§ Document passage
|---|

IN THE UNITED STATES DISTRICT COURT FOR THE NORTHERN DISTRICT OF ILLINOIS EASTERN DIVISION
April 22, 2010
ANTWAN RAMSEY, PETITIONER,
UNITED STATES OF AMERICA, RESPONDENT.
The opinion of the court was delivered by: Honorable David H. Coar
MEMORANDUM OPINION AND ORDER
Before this Court is a motion filed by Petitioner Antwan Ramsey ("Ramsey") to correct his sentence pursuant to 28 U.S.C. § 2255. For the following reasons, the motion is DENIED.
On October 25, 2006, Ramsey was indicted and charged with (1) conspiring to possess with the intent to distribute in excess of 50 grams of mixtures containing cocaine base in the form of crack cocaine, in violation of 21 U.S.C. § 846, and (2) distributing in excess of 5 grams of mixtures containing cocaine base in the form of crack cocaine, in violation of 21 U.S.C. § 841(a)(1). On October 4, 2007, Ramsey entered a guilty plea to the distribution charge pursuant to a written plea agreement. The charge carried a mandatory minimum sentence of 5 years' imprisonment. On March 19, 2008, the court sentenced Ramsey to 92 months' imprisonment and a term of supervised release of 5 years.
After Ramsey appealed his sentence, his counsel filed an Anders brief, seeking to withdraw because he was unable to identify any non-frivolous arguments to pursue. Defendant responded to counsel's brief. On November 18, 2008, the Court of Appeals granted defense counsel's motion to withdraw and dismissed defendant's appeal.

|---|

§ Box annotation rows
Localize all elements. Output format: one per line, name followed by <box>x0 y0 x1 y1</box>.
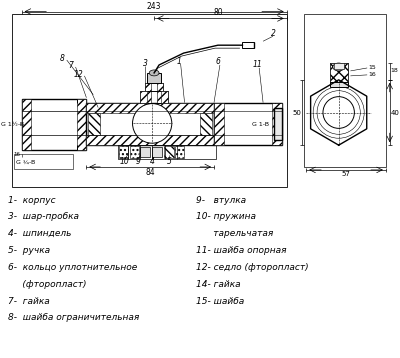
Text: 10: 10 <box>120 158 130 166</box>
Bar <box>161 91 168 103</box>
Bar <box>214 103 224 145</box>
Text: 2: 2 <box>270 29 275 38</box>
Bar <box>76 99 86 150</box>
Text: 12: 12 <box>74 71 84 79</box>
Text: 50: 50 <box>292 110 301 116</box>
Text: 5-  ручка: 5- ручка <box>8 246 50 255</box>
Text: 11- шайба опорная: 11- шайба опорная <box>196 246 287 255</box>
Text: G 1-B: G 1-B <box>252 122 269 127</box>
Bar <box>145 83 163 103</box>
Text: 5: 5 <box>166 158 171 166</box>
Text: 16: 16 <box>14 152 21 157</box>
Text: 7: 7 <box>68 62 73 71</box>
Bar <box>304 14 386 167</box>
Bar <box>147 73 161 83</box>
Bar <box>330 82 348 87</box>
Text: 1: 1 <box>176 57 181 66</box>
Bar <box>330 63 348 82</box>
Text: 9-   втулка: 9- втулка <box>196 196 246 205</box>
Bar <box>140 147 150 157</box>
Bar <box>214 103 282 145</box>
Text: 84: 84 <box>145 168 155 177</box>
Bar <box>200 112 212 135</box>
Text: 16: 16 <box>368 72 376 77</box>
Bar <box>157 83 163 103</box>
Text: G 1½-B: G 1½-B <box>1 122 24 127</box>
Text: тарельчатая: тарельчатая <box>196 229 274 238</box>
Text: 1-  корпус: 1- корпус <box>8 196 56 205</box>
Bar <box>86 135 214 145</box>
Text: 3: 3 <box>143 58 148 68</box>
Text: 18: 18 <box>391 68 398 73</box>
Text: 40: 40 <box>391 110 400 116</box>
Bar <box>140 91 147 103</box>
Bar <box>145 83 151 103</box>
Text: 15- шайба: 15- шайба <box>196 297 244 306</box>
Circle shape <box>132 103 172 143</box>
Bar <box>14 154 73 169</box>
Text: (фторопласт): (фторопласт) <box>8 280 86 289</box>
Bar <box>22 99 32 150</box>
Bar <box>164 146 174 158</box>
Text: 6-  кольцо уплотнительное: 6- кольцо уплотнительное <box>8 263 137 272</box>
Text: 57: 57 <box>341 171 350 177</box>
Bar <box>140 91 168 103</box>
Bar <box>22 99 86 150</box>
Bar <box>86 103 214 145</box>
Text: 6: 6 <box>216 57 220 66</box>
Text: 15: 15 <box>368 66 376 71</box>
Ellipse shape <box>333 63 344 71</box>
Bar <box>130 146 139 158</box>
Bar <box>119 146 128 158</box>
Text: 11: 11 <box>252 61 262 69</box>
Text: 4-  шпиндель: 4- шпиндель <box>8 229 71 238</box>
Text: 8-  шайба ограничительная: 8- шайба ограничительная <box>8 314 139 323</box>
Text: G ¾-B: G ¾-B <box>16 160 35 164</box>
Text: 10- пружина: 10- пружина <box>196 213 256 222</box>
Text: 14- гайка: 14- гайка <box>196 280 241 289</box>
Text: 7-  гайка: 7- гайка <box>8 297 50 306</box>
Bar <box>274 107 282 140</box>
Bar <box>272 103 282 145</box>
Text: 80: 80 <box>213 9 223 18</box>
Bar <box>118 145 216 159</box>
Text: 8: 8 <box>60 54 64 63</box>
Text: 4: 4 <box>150 158 154 166</box>
Bar <box>12 14 287 187</box>
Bar <box>330 63 348 82</box>
Bar <box>334 63 344 69</box>
Text: 243: 243 <box>147 1 161 10</box>
Bar <box>88 112 100 135</box>
Bar <box>175 146 184 158</box>
Bar <box>152 147 162 157</box>
Text: 3-  шар-пробка: 3- шар-пробка <box>8 213 79 222</box>
Ellipse shape <box>149 70 159 76</box>
Bar <box>86 103 214 112</box>
Text: 12- седло (фторопласт): 12- седло (фторопласт) <box>196 263 309 272</box>
Bar <box>242 42 254 48</box>
Text: 9: 9 <box>136 158 141 166</box>
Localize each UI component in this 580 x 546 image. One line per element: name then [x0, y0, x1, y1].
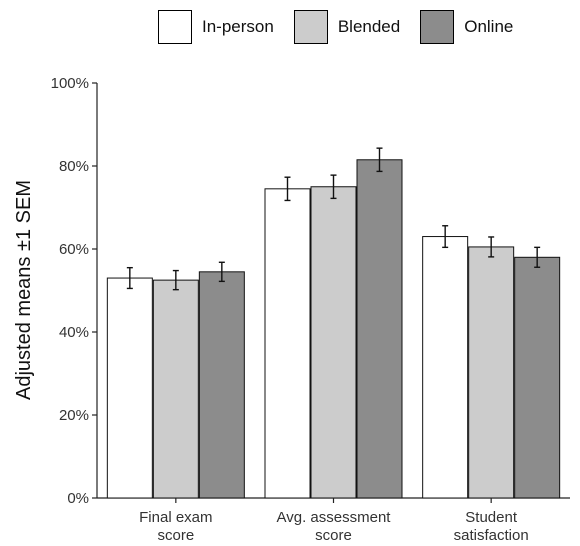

|---|

§ Required work
• a. In the court opinion on Antwan Ramsey's motion, what sentence did the court give him on March 19, 2008?
• b. Carry the court opinion on Antwan Ramsey's motion forward, starting after its last paragraph.

§ Responses
• a. 92 months in prison and 5 years of supervised release.

• b.
Under 28 U.S.C. § 2255, federal prisoners can challenge the imposition or length of their detention if their conviction or their sentence is based on an error that is "jurisdictional, constitutional, or is a fundamental defect which inherently results in a complete miscarriage of justice." Oliver v. United States, 961 F.2d 1339, 1341 (7th Cir. 1995) (internal quotations and citations omitted). If the reviewing court determines that any such defect exists in the judgment or sentence, it "shall vacate and set the judgment aside and shall discharge the prisoner or resentence him or grant a new trial or correct the sentence as may appear appropriate." 28 U.S.C. § 2255.
In addition, after reviewing the Petitioner's motion, the government's response, and any record of prior court proceedings, the court will determine whether an evidentiary hearing is required. See Rule 8(a) of the Rules Governing Section 2255 Proceedings. "If it plainly appears from the face of the motion and any annexed exhibits and the prior proceedings in the case that the movant is not entitled to relief in the district court, the [court] shall make an order of summary dismissal." See Rule 4(b) of the Rules Governing Section 2255 Proceedings; Liss v. United States, 915 F.2d 287, 290 (7th Cir. 1990).
Ramsey requests a resentencing on two grounds: (1) this Court sentenced him without the benefit of recent Supreme Court jurisprudence and Department of Justice ("DOJ") policy changes relating to the crack/powder disparity in the Sentencing Guidelines,*fn1 and (2) Ramsey's lawyer was ineffective for cutting off contact before the submission of his Anders brief.
In Ramsey's first claim, he suggests that the Court did not know it had discretion to vary from the Guidelines in the manner authorized by Spears v. United States, 129 S.Ct. 840 (2009), which issued after the Seventh Circuit affirmed his sentence. Ramsey notes that the Court failed to explicitly comment on whether it categorically disagreed with the 100:1 crack to powder ratio, as permitted by Spears. Ramsey ultimately requests a resentencing in light of a DOJ policy statement, Spears, and other recent jurisprudence.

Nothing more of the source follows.